(Exercise):
Look through the material and copy each line holding "locked".

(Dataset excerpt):

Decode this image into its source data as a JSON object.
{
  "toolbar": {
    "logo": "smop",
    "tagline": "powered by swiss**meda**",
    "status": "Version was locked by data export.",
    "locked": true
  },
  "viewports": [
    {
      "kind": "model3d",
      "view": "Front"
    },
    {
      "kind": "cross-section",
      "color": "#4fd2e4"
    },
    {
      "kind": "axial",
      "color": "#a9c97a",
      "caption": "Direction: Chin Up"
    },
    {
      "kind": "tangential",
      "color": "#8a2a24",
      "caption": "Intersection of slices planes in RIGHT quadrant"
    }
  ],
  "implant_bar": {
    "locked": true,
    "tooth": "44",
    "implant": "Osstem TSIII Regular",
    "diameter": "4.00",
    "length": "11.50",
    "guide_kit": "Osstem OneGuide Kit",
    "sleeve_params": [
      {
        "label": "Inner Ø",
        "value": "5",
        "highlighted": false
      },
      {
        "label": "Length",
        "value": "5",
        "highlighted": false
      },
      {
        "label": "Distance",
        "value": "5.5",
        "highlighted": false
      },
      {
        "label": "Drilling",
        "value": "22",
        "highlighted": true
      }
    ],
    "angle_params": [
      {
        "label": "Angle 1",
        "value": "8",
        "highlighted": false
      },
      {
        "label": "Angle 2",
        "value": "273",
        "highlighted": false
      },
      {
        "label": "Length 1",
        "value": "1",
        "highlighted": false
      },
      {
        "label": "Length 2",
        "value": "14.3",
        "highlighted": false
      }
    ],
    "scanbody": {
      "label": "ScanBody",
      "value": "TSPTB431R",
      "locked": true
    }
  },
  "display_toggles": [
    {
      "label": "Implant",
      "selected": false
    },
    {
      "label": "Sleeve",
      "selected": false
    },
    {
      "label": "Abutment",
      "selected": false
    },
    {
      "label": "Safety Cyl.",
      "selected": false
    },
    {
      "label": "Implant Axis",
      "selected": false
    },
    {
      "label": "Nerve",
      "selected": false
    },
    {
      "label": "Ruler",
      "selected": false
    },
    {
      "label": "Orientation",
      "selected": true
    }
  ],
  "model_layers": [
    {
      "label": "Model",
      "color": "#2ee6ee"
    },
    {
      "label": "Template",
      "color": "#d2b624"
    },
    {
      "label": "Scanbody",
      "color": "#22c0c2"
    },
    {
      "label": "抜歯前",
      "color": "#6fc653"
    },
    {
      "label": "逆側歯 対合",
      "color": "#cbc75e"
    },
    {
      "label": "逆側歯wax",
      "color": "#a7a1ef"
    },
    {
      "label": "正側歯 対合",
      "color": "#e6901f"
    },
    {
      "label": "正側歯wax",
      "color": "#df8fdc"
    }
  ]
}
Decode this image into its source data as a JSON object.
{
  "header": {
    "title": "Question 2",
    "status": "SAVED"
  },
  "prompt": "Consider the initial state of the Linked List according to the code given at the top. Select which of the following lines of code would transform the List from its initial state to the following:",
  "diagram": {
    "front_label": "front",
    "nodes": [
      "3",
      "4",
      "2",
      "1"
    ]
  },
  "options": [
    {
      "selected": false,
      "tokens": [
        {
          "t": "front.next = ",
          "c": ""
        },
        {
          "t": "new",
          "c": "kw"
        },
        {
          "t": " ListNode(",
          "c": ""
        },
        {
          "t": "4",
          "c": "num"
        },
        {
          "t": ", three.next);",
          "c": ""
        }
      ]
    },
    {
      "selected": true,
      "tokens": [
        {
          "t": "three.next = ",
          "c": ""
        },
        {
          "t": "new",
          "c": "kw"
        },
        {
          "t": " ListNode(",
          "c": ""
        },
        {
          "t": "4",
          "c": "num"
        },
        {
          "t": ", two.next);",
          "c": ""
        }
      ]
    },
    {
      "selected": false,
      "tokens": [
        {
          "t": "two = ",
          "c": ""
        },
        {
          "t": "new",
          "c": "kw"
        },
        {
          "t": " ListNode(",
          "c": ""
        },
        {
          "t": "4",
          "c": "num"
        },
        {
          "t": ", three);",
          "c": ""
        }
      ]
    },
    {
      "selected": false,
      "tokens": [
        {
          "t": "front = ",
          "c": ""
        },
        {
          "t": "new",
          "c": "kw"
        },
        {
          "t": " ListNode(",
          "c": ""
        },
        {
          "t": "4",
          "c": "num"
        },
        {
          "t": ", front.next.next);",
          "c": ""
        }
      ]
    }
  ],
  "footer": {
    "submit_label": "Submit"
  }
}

(Result):
    "status": "Version was locked by data export.",
    "locked": true
    "locked": true,
      "locked": true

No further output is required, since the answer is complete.